» WRITTEN EXERCISE
Check each line of the entries below for the string "over"; copy every line where it appears.
** BEGIN RECORDS FOR THE EXERCISE **
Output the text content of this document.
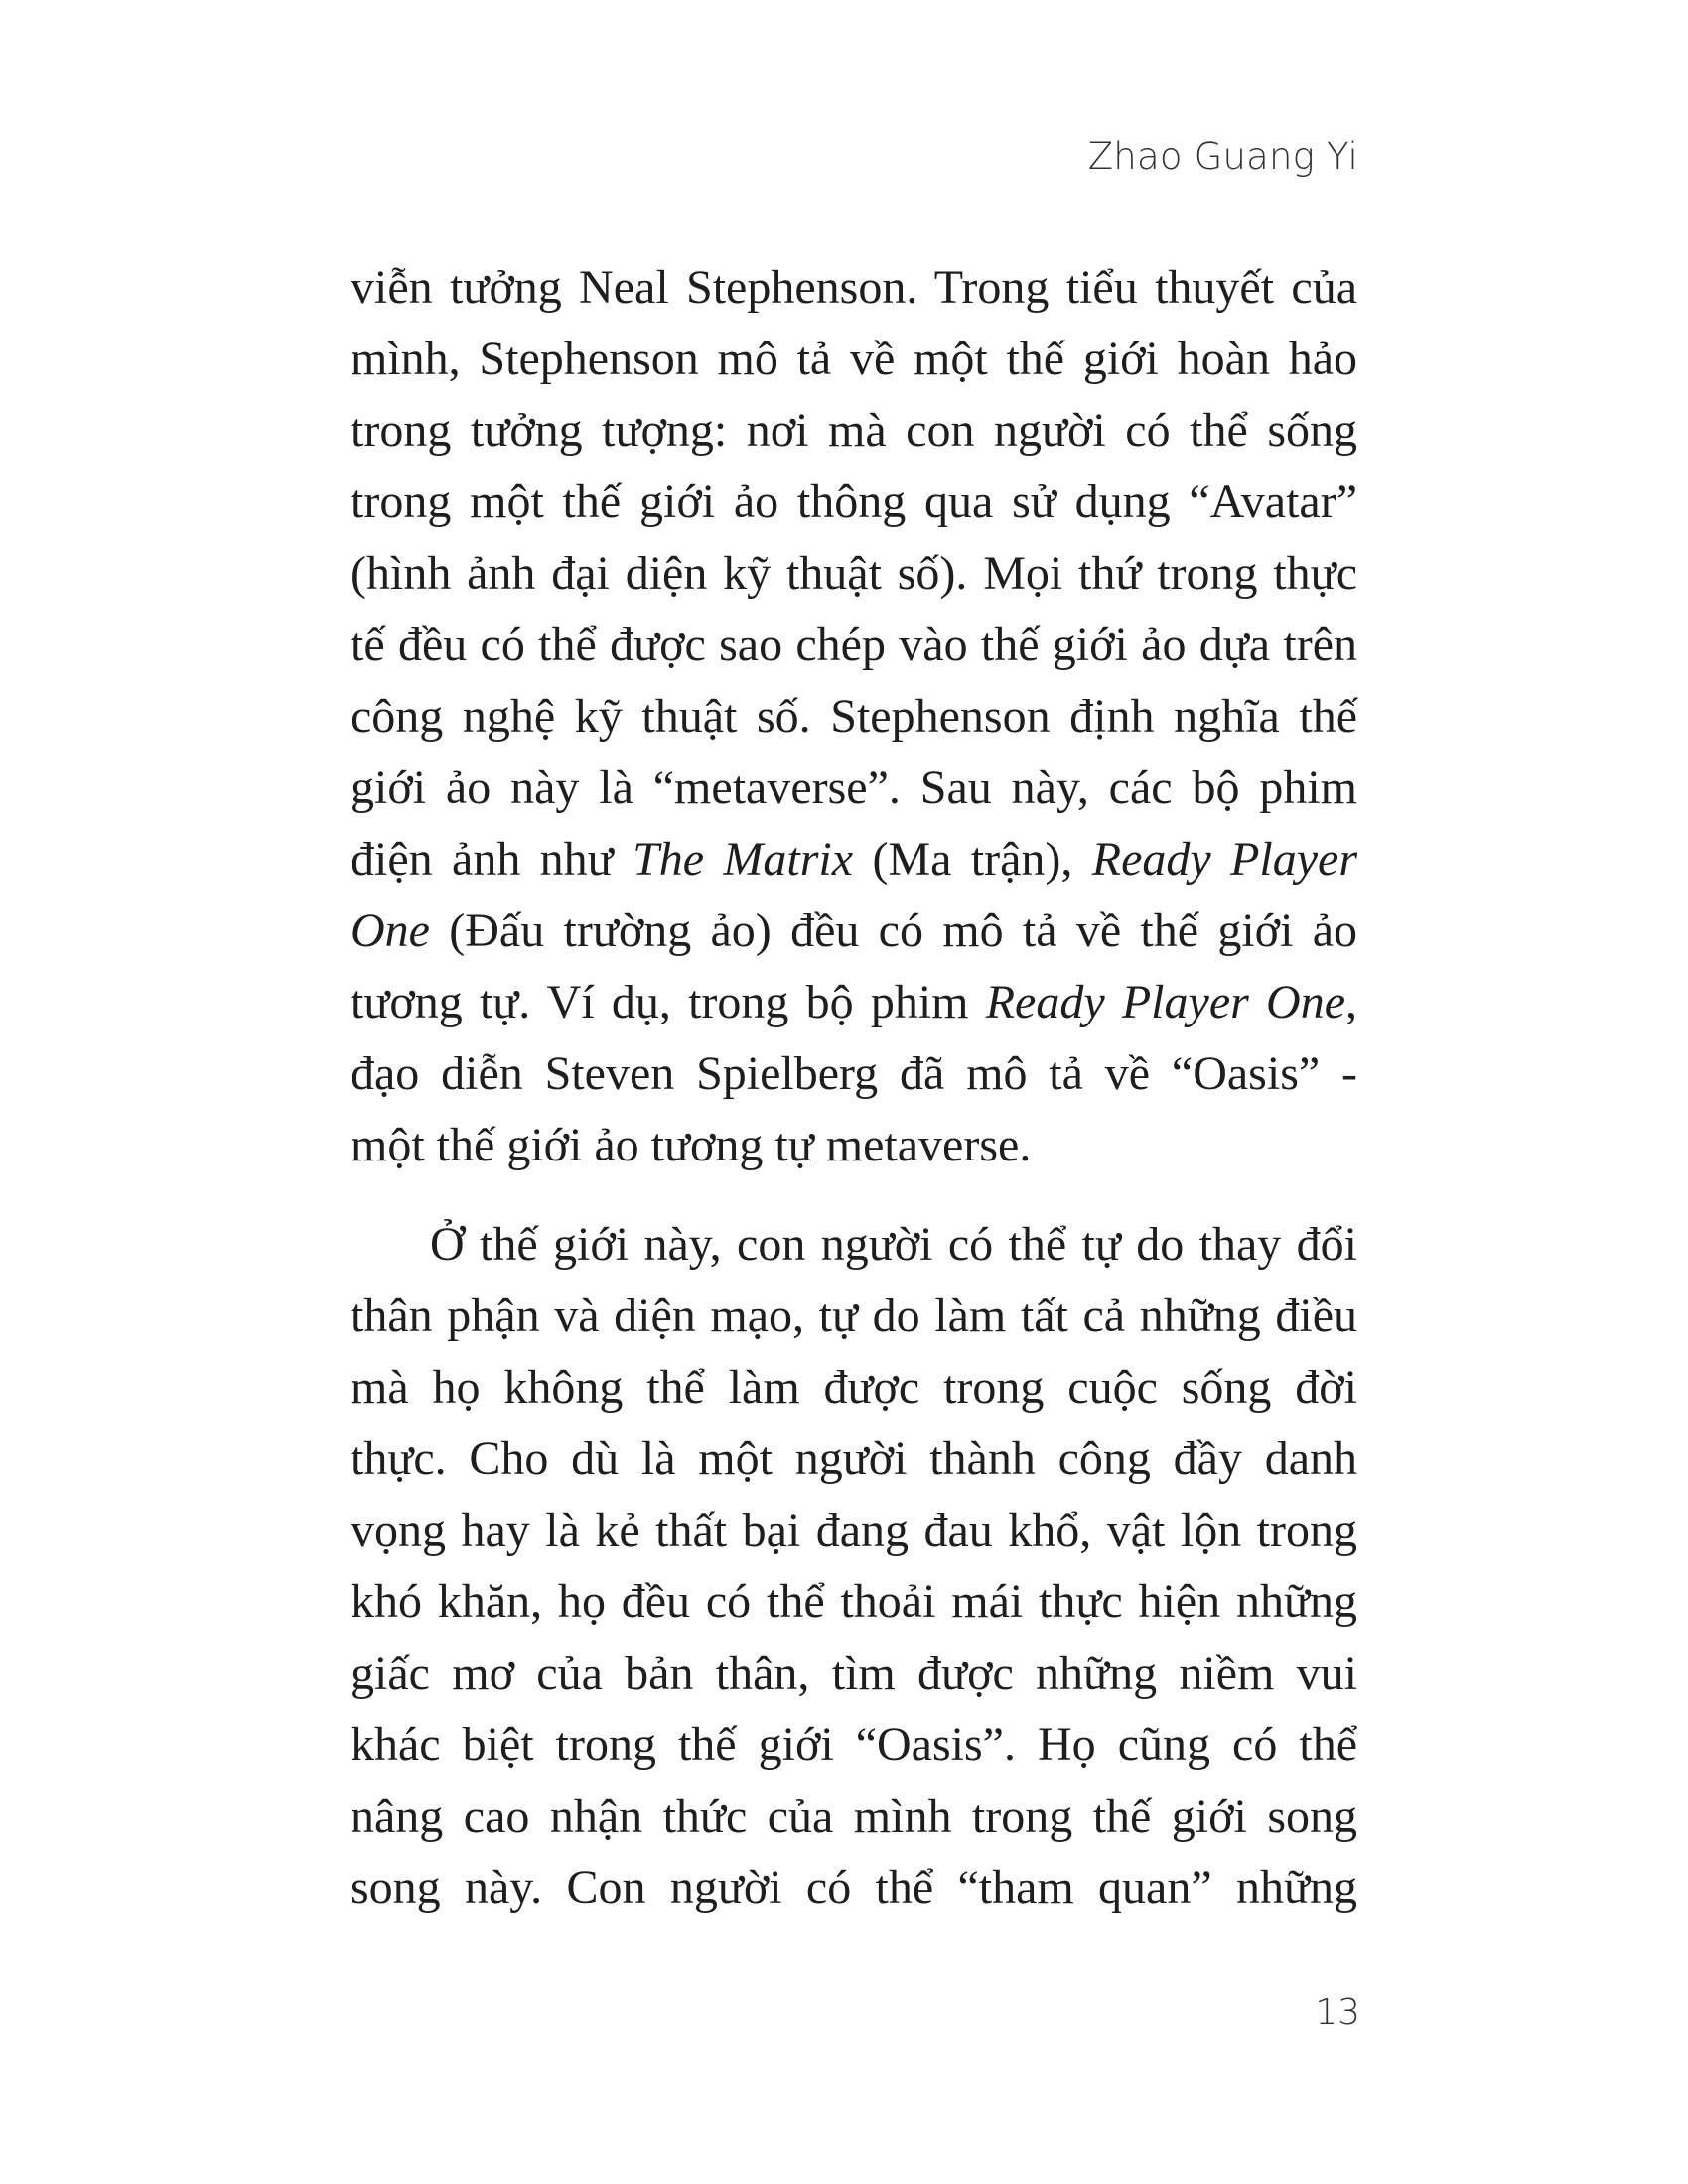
Zhao Guang Yi
viễn tưởng Neal Stephenson. Trong tiểu thuyết của
mình, Stephenson mô tả về một thế giới hoàn hảo
trong tưởng tượng: nơi mà con người có thể sống
trong một thế giới ảo thông qua sử dụng “Avatar”
(hình ảnh đại diện kỹ thuật số). Mọi thứ trong thực
tế đều có thể được sao chép vào thế giới ảo dựa trên
công nghệ kỹ thuật số. Stephenson định nghĩa thế
giới ảo này là “metaverse”. Sau này, các bộ phim
điện ảnh như The Matrix (Ma trận), Ready Player
One (Đấu trường ảo) đều có mô tả về thế giới ảo
tương tự. Ví dụ, trong bộ phim Ready Player One,
đạo diễn Steven Spielberg đã mô tả về “Oasis” -
một thế giới ảo tương tự metaverse.
Ở thế giới này, con người có thể tự do thay đổi
thân phận và diện mạo, tự do làm tất cả những điều
mà họ không thể làm được trong cuộc sống đời
thực. Cho dù là một người thành công đầy danh
vọng hay là kẻ thất bại đang đau khổ, vật lộn trong
khó khăn, họ đều có thể thoải mái thực hiện những
giấc mơ của bản thân, tìm được những niềm vui
khác biệt trong thế giới “Oasis”. Họ cũng có thể
nâng cao nhận thức của mình trong thế giới song
song này. Con người có thể “tham quan” những
13
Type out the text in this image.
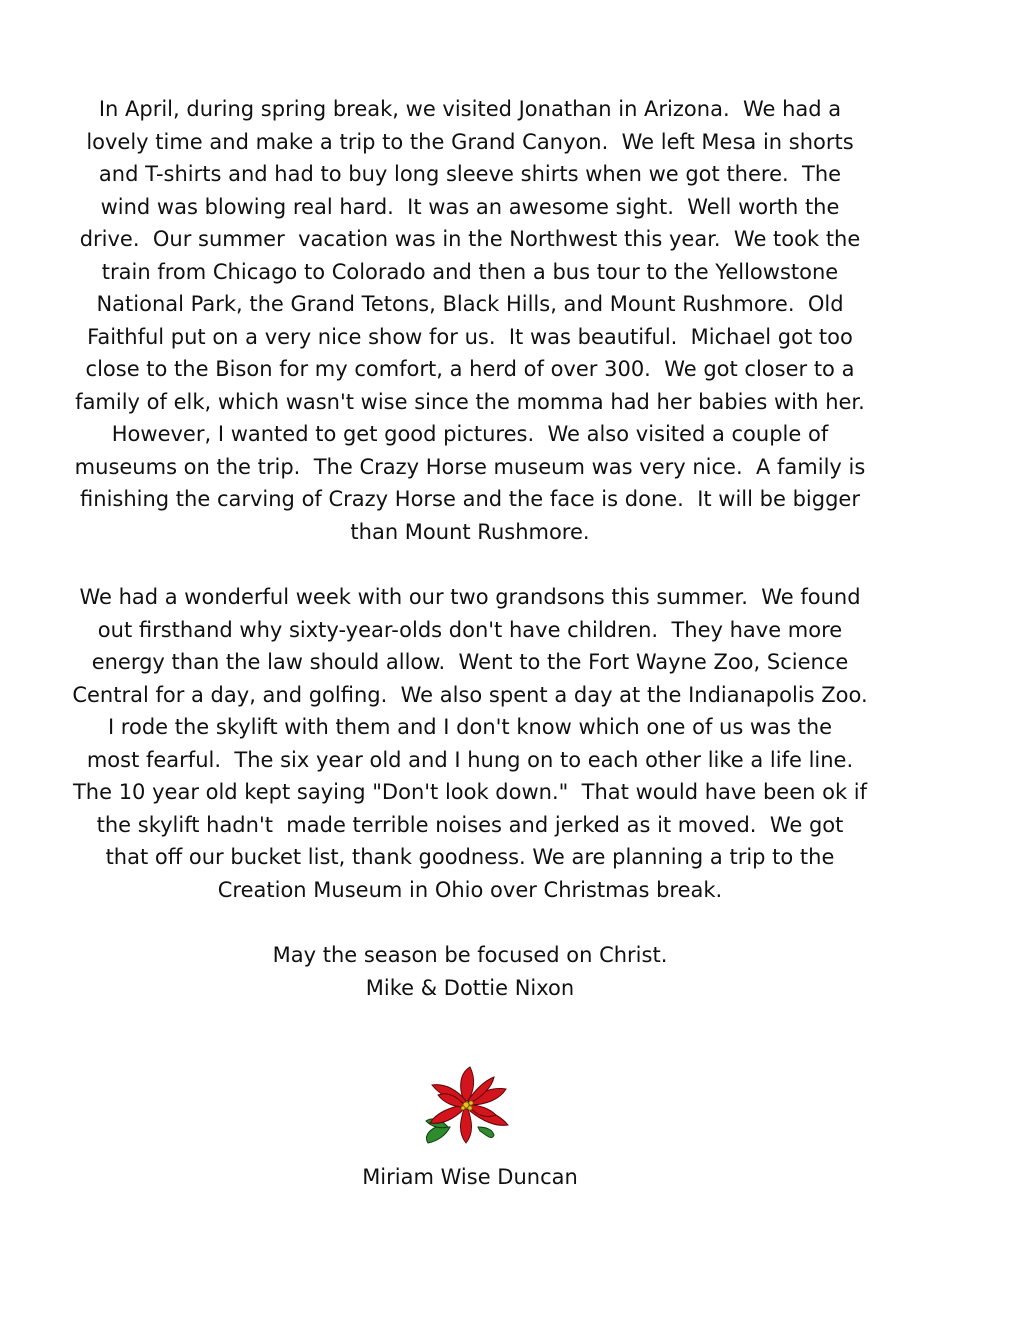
In April, during spring break, we visited Jonathan in Arizona.  We had a
lovely time and make a trip to the Grand Canyon.  We left Mesa in shorts
and T-shirts and had to buy long sleeve shirts when we got there.  The
wind was blowing real hard.  It was an awesome sight.  Well worth the
drive.  Our summer  vacation was in the Northwest this year.  We took the
train from Chicago to Colorado and then a bus tour to the Yellowstone
National Park, the Grand Tetons, Black Hills, and Mount Rushmore.  Old
Faithful put on a very nice show for us.  It was beautiful.  Michael got too
close to the Bison for my comfort, a herd of over 300.  We got closer to a
family of elk, which wasn't wise since the momma had her babies with her.
However, I wanted to get good pictures.  We also visited a couple of
museums on the trip.  The Crazy Horse museum was very nice.  A family is
finishing the carving of Crazy Horse and the face is done.  It will be bigger
than Mount Rushmore.
We had a wonderful week with our two grandsons this summer.  We found
out firsthand why sixty-year-olds don't have children.  They have more
energy than the law should allow.  Went to the Fort Wayne Zoo, Science
Central for a day, and golfing.  We also spent a day at the Indianapolis Zoo.
I rode the skylift with them and I don't know which one of us was the
most fearful.  The six year old and I hung on to each other like a life line.
The 10 year old kept saying "Don't look down."  That would have been ok if
the skylift hadn't  made terrible noises and jerked as it moved.  We got
that off our bucket list, thank goodness. We are planning a trip to the
Creation Museum in Ohio over Christmas break.
May the season be focused on Christ.
Mike & Dottie Nixon
Miriam Wise Duncan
** END RECORDS FOR THE EXERCISE **
» RESULT
close to the Bison for my comfort, a herd of over 300.  We got closer to a
Creation Museum in Ohio over Christmas break.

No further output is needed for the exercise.